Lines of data
★ ★ ★ ★ ★

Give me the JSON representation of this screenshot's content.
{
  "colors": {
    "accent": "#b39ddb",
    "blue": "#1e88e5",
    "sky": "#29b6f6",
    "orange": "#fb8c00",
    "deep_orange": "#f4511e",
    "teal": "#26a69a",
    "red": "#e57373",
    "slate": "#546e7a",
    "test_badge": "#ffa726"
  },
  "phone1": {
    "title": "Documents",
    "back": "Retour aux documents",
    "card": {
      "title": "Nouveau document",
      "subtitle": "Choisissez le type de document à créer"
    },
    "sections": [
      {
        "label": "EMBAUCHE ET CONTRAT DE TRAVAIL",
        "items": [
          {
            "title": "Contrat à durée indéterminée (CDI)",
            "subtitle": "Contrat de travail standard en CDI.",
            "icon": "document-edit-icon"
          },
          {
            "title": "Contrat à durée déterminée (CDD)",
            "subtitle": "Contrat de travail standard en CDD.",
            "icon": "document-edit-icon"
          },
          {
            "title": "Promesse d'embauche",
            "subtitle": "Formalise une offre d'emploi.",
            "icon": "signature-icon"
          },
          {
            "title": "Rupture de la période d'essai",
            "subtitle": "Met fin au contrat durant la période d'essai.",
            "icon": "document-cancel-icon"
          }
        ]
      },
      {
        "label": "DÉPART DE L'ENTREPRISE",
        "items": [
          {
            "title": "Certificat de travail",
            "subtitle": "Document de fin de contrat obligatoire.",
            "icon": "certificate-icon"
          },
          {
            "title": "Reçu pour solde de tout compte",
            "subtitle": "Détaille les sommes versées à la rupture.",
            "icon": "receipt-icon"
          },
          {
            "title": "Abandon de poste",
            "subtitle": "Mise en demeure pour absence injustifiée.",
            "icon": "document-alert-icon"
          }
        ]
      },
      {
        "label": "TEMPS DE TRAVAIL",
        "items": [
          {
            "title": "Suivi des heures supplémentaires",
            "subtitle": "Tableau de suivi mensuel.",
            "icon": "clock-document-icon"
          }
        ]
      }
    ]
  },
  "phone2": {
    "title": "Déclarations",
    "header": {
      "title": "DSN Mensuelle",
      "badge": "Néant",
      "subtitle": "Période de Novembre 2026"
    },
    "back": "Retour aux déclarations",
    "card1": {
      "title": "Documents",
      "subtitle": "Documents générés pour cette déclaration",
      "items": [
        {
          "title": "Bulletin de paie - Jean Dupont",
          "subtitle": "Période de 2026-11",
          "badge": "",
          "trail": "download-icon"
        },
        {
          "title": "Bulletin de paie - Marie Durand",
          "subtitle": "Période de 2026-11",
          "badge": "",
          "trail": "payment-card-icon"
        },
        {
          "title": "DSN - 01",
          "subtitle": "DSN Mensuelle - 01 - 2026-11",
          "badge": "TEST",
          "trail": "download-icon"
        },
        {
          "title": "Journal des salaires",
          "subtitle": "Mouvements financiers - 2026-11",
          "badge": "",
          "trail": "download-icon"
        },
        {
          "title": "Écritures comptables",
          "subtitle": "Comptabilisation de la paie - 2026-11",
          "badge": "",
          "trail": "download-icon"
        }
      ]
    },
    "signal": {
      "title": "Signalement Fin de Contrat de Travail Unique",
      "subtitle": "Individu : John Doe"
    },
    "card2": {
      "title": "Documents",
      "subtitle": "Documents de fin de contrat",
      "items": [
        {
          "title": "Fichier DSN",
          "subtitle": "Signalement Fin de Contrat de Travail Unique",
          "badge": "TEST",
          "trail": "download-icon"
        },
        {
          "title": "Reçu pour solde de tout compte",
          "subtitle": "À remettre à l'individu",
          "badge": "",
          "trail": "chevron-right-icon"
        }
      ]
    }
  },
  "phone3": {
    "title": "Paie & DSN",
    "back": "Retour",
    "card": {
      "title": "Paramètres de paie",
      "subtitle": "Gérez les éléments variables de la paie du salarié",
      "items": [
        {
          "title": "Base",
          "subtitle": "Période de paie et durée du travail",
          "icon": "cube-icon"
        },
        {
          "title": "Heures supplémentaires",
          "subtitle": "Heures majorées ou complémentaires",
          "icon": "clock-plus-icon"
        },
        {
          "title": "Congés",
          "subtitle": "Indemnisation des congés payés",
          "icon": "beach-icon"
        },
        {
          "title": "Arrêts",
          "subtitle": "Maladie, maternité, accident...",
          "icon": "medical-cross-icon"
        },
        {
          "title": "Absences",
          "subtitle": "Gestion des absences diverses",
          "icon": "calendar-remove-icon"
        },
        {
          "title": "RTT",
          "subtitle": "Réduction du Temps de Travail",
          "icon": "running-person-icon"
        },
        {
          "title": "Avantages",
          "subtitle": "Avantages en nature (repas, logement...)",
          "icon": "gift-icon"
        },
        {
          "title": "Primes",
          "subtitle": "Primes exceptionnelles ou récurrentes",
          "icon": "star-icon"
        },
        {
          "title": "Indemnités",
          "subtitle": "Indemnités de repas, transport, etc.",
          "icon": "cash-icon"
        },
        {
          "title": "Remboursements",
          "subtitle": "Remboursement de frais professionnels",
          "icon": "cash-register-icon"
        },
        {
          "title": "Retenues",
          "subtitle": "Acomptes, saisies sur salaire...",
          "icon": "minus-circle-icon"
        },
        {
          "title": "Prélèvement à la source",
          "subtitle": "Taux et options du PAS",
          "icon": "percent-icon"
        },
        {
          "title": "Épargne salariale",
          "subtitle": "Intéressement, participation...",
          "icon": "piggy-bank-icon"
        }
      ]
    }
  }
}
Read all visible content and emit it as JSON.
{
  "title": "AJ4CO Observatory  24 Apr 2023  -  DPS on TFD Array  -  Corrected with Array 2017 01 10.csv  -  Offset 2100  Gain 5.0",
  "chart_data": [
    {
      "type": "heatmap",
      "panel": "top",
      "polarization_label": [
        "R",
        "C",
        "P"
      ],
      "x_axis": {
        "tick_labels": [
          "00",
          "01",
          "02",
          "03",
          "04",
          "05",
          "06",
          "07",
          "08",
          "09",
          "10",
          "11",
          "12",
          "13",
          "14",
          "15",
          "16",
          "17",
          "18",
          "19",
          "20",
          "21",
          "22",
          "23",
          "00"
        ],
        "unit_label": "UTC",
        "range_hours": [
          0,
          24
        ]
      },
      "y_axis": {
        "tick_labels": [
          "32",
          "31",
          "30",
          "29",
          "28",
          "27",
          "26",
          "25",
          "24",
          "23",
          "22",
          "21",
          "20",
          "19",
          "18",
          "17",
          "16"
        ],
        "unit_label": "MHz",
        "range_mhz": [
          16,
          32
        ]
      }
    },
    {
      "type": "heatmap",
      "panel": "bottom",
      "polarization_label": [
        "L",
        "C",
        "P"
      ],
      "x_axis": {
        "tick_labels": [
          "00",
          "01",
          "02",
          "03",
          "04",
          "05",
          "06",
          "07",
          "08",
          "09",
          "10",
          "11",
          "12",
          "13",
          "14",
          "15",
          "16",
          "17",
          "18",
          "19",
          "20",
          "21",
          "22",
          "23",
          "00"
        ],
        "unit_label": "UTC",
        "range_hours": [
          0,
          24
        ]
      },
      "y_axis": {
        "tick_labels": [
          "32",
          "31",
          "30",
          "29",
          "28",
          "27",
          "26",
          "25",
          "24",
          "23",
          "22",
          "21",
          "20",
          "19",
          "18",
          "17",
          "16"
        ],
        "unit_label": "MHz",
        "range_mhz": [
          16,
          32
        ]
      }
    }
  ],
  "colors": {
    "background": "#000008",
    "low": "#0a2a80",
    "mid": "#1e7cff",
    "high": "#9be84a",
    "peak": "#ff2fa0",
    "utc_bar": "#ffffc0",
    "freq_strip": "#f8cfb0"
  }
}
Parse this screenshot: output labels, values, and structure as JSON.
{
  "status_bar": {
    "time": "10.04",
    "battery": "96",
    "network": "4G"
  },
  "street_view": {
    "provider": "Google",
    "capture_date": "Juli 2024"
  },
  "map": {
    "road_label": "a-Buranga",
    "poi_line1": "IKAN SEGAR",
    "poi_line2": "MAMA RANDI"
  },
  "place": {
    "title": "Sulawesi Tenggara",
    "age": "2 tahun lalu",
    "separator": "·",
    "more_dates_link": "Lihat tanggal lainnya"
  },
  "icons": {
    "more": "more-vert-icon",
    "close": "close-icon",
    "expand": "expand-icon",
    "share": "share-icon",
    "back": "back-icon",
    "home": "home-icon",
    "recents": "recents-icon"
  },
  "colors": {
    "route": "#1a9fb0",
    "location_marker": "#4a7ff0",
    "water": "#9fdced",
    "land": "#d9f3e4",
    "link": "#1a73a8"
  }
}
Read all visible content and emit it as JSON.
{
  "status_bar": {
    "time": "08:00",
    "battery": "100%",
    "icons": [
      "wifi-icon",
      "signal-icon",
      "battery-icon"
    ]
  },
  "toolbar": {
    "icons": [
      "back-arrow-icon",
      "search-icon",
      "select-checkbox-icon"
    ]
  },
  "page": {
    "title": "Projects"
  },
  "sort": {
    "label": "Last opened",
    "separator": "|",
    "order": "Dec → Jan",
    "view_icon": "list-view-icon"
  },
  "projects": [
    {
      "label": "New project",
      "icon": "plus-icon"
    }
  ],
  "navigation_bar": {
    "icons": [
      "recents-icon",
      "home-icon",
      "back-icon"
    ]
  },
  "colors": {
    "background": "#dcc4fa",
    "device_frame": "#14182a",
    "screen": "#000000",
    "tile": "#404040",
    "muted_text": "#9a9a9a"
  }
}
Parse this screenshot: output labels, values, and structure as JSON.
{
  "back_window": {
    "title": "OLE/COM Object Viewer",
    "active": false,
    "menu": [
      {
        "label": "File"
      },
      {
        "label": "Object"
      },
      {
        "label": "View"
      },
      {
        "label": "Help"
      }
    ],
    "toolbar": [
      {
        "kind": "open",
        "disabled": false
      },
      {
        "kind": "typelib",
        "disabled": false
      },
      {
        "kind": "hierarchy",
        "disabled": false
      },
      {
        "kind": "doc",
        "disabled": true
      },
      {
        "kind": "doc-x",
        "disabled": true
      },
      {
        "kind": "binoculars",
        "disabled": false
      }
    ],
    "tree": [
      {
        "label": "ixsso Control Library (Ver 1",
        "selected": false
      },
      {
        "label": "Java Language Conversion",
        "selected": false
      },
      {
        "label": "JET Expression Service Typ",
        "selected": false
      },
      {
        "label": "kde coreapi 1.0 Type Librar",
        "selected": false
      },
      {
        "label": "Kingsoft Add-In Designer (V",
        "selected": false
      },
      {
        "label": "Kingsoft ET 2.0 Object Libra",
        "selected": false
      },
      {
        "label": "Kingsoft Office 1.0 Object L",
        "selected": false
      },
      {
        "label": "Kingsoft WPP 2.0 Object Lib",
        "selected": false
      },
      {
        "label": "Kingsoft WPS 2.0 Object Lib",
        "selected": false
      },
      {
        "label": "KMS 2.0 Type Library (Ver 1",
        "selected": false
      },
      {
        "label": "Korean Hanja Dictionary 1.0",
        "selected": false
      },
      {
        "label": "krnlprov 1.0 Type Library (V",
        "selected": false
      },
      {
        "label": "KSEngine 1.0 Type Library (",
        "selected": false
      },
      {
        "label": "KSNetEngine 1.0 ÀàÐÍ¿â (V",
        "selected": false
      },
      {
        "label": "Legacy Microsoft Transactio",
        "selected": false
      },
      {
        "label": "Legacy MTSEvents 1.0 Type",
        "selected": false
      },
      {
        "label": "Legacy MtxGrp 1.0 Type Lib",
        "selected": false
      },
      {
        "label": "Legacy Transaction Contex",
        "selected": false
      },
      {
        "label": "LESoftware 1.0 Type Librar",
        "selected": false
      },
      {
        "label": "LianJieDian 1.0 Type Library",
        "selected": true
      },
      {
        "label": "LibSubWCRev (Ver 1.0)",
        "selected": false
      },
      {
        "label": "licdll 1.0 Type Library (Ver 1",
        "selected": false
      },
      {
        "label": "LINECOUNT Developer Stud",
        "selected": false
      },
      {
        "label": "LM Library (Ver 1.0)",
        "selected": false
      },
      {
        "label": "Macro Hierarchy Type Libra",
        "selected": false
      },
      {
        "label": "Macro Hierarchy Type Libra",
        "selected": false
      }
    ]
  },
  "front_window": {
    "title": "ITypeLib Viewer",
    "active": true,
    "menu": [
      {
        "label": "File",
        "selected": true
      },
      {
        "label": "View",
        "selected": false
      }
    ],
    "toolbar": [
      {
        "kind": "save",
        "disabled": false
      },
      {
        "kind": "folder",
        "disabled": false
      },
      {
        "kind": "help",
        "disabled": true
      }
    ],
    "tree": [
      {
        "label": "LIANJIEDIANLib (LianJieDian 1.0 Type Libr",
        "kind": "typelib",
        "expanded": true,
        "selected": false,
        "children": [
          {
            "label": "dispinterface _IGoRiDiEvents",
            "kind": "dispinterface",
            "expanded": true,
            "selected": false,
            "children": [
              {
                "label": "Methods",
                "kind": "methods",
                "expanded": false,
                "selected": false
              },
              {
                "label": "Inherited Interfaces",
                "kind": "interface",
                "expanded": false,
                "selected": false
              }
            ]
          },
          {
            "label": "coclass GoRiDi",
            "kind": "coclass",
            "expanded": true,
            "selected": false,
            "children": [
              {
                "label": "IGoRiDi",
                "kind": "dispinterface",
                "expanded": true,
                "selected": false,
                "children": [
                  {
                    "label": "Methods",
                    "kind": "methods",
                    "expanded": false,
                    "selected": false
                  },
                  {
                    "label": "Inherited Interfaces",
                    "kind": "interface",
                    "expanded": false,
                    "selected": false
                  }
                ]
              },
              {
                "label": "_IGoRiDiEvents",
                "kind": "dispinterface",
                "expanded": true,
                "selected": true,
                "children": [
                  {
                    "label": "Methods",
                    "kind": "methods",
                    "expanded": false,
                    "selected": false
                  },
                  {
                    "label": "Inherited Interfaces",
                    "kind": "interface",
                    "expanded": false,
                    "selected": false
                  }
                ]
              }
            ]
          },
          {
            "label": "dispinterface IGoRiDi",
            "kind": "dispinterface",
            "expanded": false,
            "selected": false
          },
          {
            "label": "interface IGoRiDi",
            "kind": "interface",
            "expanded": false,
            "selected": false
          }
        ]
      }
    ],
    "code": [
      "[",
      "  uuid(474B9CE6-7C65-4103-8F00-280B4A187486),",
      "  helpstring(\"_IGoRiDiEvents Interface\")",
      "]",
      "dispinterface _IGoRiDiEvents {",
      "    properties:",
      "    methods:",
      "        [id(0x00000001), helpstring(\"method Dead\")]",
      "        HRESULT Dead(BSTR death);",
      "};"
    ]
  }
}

★ ★ ★ ★ ★

Lines containing the word "supplémentaires" must all be returned from the material above.

            "title": "Suivi des heures supplémentaires",
          "title": "Heures supplémentaires",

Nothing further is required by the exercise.